In full and without deviation, write out the entries that follow.

* Data records
-- begin --

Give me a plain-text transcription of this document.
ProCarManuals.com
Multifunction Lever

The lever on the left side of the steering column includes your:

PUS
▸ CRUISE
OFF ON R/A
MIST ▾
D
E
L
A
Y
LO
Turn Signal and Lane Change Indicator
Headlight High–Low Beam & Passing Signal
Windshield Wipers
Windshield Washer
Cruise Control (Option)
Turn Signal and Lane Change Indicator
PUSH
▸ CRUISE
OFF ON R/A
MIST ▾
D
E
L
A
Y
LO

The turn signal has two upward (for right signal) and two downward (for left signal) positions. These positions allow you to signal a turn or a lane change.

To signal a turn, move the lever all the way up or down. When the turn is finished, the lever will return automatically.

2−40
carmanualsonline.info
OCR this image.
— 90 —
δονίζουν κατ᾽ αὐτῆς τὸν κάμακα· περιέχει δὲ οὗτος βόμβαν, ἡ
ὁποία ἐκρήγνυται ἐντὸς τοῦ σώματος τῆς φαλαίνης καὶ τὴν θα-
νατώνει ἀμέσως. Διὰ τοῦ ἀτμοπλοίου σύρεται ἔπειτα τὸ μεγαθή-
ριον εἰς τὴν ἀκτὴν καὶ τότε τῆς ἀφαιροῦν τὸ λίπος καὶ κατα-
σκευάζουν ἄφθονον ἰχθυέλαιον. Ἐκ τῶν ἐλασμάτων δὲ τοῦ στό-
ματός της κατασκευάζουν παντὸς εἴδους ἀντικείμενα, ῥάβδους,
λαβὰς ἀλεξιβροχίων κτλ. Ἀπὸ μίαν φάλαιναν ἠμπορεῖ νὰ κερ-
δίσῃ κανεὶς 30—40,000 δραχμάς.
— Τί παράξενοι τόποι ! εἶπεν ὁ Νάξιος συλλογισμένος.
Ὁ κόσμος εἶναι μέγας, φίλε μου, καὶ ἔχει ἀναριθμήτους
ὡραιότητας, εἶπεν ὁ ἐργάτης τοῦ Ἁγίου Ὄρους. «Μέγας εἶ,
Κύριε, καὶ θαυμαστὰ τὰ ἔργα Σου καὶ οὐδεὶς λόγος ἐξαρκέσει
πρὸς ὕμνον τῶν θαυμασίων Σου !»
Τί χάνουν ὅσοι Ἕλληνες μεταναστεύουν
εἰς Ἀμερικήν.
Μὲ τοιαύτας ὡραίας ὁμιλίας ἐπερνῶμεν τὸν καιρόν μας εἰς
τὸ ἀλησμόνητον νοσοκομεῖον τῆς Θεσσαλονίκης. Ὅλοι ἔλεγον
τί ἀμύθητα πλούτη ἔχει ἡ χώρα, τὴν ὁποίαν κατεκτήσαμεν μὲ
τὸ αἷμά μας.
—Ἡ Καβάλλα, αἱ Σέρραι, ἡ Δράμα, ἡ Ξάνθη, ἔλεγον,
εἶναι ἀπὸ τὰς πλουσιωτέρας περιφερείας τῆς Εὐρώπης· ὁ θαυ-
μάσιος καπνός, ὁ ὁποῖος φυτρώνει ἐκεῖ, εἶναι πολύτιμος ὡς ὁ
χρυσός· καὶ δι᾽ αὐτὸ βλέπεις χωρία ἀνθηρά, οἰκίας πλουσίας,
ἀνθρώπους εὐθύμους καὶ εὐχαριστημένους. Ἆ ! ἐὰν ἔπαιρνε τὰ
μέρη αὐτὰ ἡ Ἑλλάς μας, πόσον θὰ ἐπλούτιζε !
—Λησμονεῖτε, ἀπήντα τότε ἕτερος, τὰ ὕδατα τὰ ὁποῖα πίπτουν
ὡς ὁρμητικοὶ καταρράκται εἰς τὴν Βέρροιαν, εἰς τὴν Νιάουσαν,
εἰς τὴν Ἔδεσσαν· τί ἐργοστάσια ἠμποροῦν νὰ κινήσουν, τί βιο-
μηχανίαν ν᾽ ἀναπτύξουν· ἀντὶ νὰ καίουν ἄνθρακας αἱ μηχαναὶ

-- end --

* Full solution
Give me a plain-text transcription of this document.
ProCarManuals.com
Multifunction Lever

The lever on the left side of the steering column includes your:

PUS
▸ CRUISE
OFF ON R/A
MIST ▾
D
E
L
A
Y
LO
Turn Signal and Lane Change Indicator
Headlight High–Low Beam & Passing Signal
Windshield Wipers
Windshield Washer
Cruise Control (Option)
Turn Signal and Lane Change Indicator
PUSH
▸ CRUISE
OFF ON R/A
MIST ▾
D
E
L
A
Y
LO

The turn signal has two upward (for right signal) and two downward (for left signal) positions. These positions allow you to signal a turn or a lane change.

To signal a turn, move the lever all the way up or down. When the turn is finished, the lever will return automatically.

2−40
carmanualsonline.info
OCR this image.
— 90 —
δονίζουν κατ᾽ αὐτῆς τὸν κάμακα· περιέχει δὲ οὗτος βόμβαν, ἡ
ὁποία ἐκρήγνυται ἐντὸς τοῦ σώματος τῆς φαλαίνης καὶ τὴν θα-
νατώνει ἀμέσως. Διὰ τοῦ ἀτμοπλοίου σύρεται ἔπειτα τὸ μεγαθή-
ριον εἰς τὴν ἀκτὴν καὶ τότε τῆς ἀφαιροῦν τὸ λίπος καὶ κατα-
σκευάζουν ἄφθονον ἰχθυέλαιον. Ἐκ τῶν ἐλασμάτων δὲ τοῦ στό-
ματός της κατασκευάζουν παντὸς εἴδους ἀντικείμενα, ῥάβδους,
λαβὰς ἀλεξιβροχίων κτλ. Ἀπὸ μίαν φάλαιναν ἠμπορεῖ νὰ κερ-
δίσῃ κανεὶς 30—40,000 δραχμάς.
— Τί παράξενοι τόποι ! εἶπεν ὁ Νάξιος συλλογισμένος.
Ὁ κόσμος εἶναι μέγας, φίλε μου, καὶ ἔχει ἀναριθμήτους
ὡραιότητας, εἶπεν ὁ ἐργάτης τοῦ Ἁγίου Ὄρους. «Μέγας εἶ,
Κύριε, καὶ θαυμαστὰ τὰ ἔργα Σου καὶ οὐδεὶς λόγος ἐξαρκέσει
πρὸς ὕμνον τῶν θαυμασίων Σου !»
Τί χάνουν ὅσοι Ἕλληνες μεταναστεύουν
εἰς Ἀμερικήν.
Μὲ τοιαύτας ὡραίας ὁμιλίας ἐπερνῶμεν τὸν καιρόν μας εἰς
τὸ ἀλησμόνητον νοσοκομεῖον τῆς Θεσσαλονίκης. Ὅλοι ἔλεγον
τί ἀμύθητα πλούτη ἔχει ἡ χώρα, τὴν ὁποίαν κατεκτήσαμεν μὲ
τὸ αἷμά μας.
—Ἡ Καβάλλα, αἱ Σέρραι, ἡ Δράμα, ἡ Ξάνθη, ἔλεγον,
εἶναι ἀπὸ τὰς πλουσιωτέρας περιφερείας τῆς Εὐρώπης· ὁ θαυ-
μάσιος καπνός, ὁ ὁποῖος φυτρώνει ἐκεῖ, εἶναι πολύτιμος ὡς ὁ
χρυσός· καὶ δι᾽ αὐτὸ βλέπεις χωρία ἀνθηρά, οἰκίας πλουσίας,
ἀνθρώπους εὐθύμους καὶ εὐχαριστημένους. Ἆ ! ἐὰν ἔπαιρνε τὰ
μέρη αὐτὰ ἡ Ἑλλάς μας, πόσον θὰ ἐπλούτιζε !
—Λησμονεῖτε, ἀπήντα τότε ἕτερος, τὰ ὕδατα τὰ ὁποῖα πίπτουν
ὡς ὁρμητικοὶ καταρράκται εἰς τὴν Βέρροιαν, εἰς τὴν Νιάουσαν,
εἰς τὴν Ἔδεσσαν· τί ἐργοστάσια ἠμποροῦν νὰ κινήσουν, τί βιο-
μηχανίαν ν᾽ ἀναπτύξουν· ἀντὶ νὰ καίουν ἄνθρακας αἱ μηχαναὶ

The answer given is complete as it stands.